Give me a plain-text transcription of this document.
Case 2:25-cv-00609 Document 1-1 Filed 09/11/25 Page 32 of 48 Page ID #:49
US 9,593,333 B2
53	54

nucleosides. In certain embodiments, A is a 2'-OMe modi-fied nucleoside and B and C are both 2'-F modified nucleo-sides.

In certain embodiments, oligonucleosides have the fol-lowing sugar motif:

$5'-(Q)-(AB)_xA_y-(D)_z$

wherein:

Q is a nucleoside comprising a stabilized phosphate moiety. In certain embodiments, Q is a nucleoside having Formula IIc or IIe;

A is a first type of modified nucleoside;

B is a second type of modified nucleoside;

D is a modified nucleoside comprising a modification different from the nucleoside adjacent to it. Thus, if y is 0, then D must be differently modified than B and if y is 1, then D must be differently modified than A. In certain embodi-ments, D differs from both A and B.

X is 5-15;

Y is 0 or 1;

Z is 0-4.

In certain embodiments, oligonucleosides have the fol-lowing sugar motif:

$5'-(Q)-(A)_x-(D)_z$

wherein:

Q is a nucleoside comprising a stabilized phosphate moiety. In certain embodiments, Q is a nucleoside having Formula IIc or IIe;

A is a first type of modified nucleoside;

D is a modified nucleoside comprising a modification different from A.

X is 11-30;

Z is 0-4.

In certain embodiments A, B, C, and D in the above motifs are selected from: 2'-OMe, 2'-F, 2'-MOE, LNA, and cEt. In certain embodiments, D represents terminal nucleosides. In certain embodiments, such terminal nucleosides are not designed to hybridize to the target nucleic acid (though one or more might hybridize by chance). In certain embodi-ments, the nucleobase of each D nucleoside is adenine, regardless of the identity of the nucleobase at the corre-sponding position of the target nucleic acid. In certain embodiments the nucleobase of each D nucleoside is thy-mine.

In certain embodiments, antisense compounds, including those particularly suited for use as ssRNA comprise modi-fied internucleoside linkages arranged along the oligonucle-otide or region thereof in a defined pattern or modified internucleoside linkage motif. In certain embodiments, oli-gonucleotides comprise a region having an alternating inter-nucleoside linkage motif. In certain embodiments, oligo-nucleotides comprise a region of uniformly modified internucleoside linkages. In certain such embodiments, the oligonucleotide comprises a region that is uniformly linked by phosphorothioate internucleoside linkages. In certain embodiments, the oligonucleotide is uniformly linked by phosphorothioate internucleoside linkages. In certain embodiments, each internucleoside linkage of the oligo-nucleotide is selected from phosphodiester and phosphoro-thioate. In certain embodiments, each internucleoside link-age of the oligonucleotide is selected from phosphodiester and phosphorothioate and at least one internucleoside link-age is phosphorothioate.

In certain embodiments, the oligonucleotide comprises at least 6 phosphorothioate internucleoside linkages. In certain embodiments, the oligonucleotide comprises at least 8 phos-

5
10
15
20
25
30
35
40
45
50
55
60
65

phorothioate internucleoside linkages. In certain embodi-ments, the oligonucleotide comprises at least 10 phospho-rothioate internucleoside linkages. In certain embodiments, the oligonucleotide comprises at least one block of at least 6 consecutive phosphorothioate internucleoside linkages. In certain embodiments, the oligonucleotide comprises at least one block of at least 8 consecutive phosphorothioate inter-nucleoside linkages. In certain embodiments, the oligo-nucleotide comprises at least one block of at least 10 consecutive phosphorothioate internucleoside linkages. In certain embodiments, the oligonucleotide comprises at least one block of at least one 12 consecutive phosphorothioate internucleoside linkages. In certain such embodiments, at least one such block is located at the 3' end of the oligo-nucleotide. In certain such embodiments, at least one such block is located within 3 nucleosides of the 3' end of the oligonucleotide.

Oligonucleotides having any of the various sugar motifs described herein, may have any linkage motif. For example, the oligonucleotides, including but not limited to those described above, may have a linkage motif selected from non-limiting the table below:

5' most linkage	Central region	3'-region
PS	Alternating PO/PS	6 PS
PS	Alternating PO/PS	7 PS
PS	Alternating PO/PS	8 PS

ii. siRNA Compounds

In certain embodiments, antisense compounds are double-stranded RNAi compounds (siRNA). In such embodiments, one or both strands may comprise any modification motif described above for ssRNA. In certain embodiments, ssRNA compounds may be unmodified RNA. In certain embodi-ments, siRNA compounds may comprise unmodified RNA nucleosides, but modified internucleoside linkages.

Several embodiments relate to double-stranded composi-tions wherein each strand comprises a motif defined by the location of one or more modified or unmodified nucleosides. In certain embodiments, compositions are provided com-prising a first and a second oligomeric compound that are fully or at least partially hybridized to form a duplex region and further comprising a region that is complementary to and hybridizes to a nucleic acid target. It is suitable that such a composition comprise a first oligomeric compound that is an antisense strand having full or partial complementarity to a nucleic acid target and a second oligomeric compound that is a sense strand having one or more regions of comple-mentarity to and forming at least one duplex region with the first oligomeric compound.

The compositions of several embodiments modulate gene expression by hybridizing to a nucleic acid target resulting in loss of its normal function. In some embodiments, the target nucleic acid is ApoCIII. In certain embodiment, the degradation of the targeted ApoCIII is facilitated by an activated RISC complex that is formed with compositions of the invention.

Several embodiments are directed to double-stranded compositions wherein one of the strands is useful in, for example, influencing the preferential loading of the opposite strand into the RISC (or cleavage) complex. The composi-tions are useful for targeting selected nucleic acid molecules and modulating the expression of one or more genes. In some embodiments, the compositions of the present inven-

==

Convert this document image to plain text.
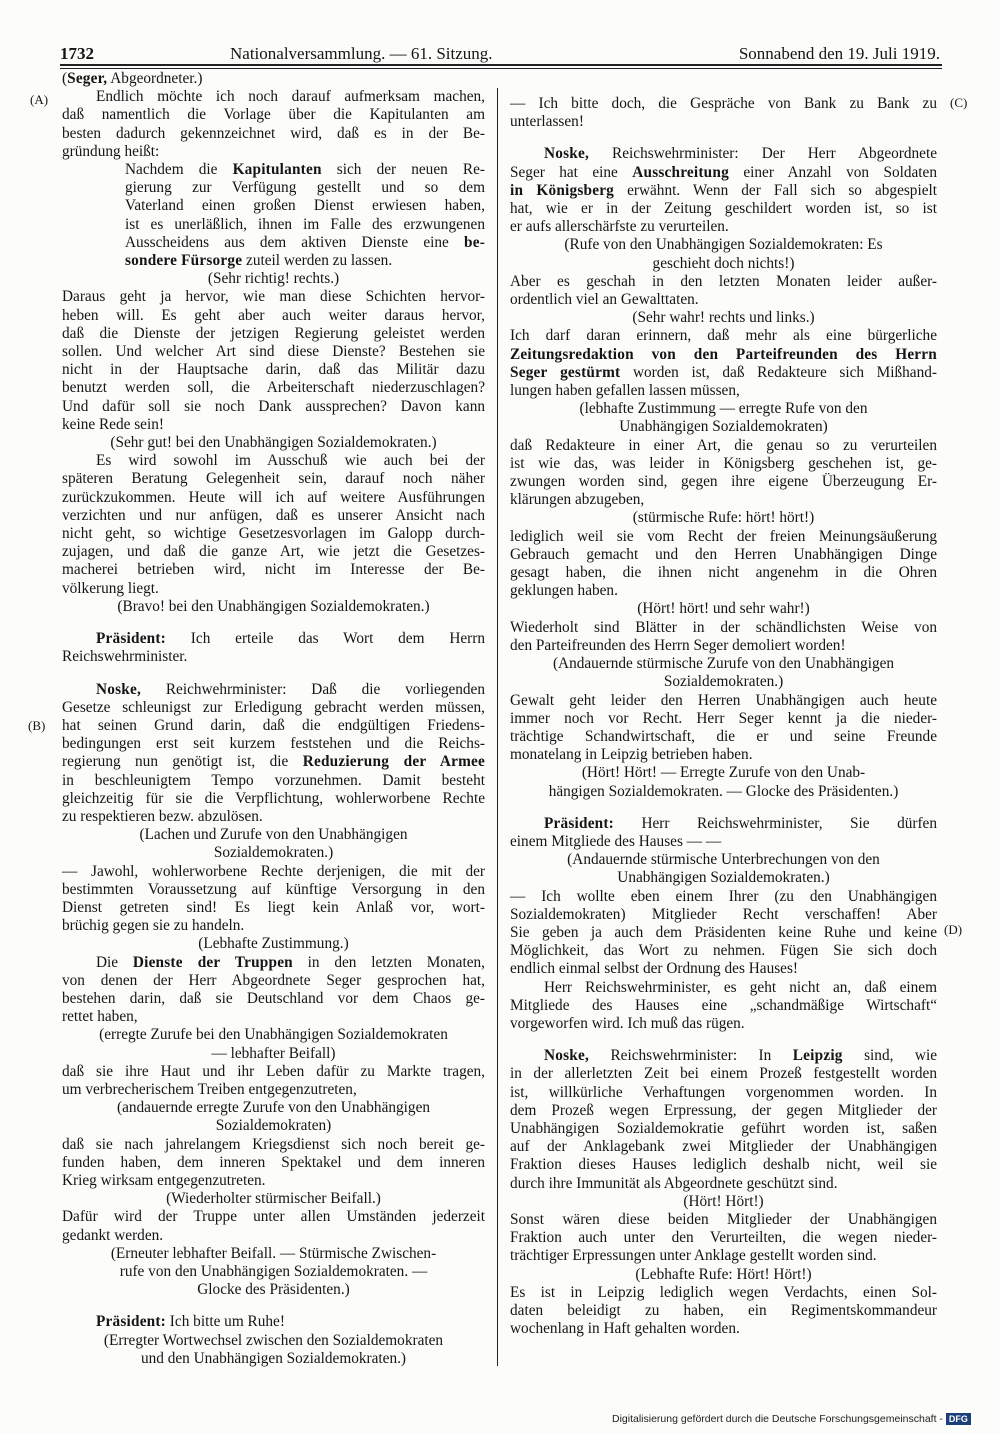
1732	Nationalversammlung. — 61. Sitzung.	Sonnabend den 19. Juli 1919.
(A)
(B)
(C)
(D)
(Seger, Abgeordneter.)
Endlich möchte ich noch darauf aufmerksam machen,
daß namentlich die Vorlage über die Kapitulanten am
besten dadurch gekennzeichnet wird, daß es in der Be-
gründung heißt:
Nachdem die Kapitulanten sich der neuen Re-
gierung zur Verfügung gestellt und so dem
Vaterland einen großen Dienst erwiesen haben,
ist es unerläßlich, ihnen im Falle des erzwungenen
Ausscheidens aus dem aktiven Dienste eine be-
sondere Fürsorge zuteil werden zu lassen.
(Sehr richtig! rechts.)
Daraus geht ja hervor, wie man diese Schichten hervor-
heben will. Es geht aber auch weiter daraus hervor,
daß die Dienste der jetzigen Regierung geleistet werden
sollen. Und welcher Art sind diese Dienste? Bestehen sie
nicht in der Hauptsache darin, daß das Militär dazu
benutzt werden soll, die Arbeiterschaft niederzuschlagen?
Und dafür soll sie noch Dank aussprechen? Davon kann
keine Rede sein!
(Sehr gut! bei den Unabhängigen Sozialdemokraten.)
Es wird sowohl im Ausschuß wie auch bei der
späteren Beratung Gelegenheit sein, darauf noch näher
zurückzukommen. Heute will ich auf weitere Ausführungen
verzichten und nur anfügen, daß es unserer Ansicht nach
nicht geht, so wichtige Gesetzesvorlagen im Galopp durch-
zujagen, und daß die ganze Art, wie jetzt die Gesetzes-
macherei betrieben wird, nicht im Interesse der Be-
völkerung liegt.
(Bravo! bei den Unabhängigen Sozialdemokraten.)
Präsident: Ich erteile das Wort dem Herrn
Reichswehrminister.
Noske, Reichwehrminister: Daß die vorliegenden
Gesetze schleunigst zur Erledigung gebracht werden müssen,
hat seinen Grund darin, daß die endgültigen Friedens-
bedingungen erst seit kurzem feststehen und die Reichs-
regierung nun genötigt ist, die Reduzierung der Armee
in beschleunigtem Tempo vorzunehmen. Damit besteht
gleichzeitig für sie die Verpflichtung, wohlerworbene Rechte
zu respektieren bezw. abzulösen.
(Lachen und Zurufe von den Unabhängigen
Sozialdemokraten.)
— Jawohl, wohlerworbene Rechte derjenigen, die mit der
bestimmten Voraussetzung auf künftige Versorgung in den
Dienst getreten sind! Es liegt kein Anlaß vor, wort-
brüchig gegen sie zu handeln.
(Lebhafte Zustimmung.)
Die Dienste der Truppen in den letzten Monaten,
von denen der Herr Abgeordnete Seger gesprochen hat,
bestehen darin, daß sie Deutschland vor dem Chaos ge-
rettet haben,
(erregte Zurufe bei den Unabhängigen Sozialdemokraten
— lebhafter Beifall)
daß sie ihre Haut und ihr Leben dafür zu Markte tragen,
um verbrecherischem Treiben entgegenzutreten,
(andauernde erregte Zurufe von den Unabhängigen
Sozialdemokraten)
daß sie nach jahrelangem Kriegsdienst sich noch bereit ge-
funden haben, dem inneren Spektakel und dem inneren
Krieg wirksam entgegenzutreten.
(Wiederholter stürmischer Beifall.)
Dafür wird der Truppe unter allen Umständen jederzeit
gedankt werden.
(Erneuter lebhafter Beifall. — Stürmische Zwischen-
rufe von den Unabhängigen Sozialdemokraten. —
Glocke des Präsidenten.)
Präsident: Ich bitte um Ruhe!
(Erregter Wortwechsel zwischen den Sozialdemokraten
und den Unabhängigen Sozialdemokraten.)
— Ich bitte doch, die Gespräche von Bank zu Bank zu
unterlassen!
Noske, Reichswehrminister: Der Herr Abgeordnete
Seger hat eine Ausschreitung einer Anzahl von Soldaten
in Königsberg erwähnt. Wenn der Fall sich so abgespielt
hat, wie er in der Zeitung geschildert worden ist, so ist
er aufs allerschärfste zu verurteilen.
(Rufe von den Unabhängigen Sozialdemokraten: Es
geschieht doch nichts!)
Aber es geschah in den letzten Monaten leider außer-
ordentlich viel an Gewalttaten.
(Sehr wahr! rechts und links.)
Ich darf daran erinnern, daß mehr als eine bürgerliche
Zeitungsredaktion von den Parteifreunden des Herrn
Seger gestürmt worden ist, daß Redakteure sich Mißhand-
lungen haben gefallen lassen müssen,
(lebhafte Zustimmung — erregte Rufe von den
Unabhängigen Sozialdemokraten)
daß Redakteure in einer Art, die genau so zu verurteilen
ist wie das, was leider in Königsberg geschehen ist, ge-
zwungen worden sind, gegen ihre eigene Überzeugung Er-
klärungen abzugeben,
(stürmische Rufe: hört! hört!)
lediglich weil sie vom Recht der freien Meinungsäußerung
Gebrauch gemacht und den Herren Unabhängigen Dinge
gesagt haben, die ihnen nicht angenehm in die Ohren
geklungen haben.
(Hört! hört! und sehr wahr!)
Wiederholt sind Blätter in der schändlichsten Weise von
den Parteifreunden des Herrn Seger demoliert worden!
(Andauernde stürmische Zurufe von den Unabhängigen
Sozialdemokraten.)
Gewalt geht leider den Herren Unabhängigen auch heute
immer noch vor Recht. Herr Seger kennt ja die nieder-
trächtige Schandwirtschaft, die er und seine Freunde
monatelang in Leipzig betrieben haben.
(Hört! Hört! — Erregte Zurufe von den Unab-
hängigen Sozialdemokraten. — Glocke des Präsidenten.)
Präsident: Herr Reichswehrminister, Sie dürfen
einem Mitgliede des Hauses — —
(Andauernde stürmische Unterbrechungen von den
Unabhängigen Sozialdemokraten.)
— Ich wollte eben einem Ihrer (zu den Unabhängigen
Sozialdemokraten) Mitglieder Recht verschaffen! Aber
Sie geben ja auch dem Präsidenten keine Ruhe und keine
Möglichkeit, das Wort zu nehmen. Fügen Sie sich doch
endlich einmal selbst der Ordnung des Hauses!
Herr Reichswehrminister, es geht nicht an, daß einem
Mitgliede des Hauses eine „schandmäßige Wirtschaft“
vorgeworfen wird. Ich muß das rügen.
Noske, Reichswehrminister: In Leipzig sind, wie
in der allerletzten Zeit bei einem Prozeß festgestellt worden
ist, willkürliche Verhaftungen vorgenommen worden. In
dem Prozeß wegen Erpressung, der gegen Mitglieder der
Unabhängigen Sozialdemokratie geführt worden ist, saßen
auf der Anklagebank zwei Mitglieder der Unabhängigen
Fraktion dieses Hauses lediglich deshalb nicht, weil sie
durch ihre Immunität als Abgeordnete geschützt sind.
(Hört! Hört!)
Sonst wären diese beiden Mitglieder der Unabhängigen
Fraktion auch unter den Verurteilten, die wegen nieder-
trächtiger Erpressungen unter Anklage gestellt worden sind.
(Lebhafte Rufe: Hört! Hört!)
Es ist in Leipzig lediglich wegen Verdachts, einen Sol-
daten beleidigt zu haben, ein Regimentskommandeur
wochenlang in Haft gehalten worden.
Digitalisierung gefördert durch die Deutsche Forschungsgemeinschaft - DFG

Exercise aim:
In the records above, find each line that holds the word "wahr"; copy all such lines.

Output for this task:
(Sehr wahr! rechts und links.)
(Hört! hört! und sehr wahr!)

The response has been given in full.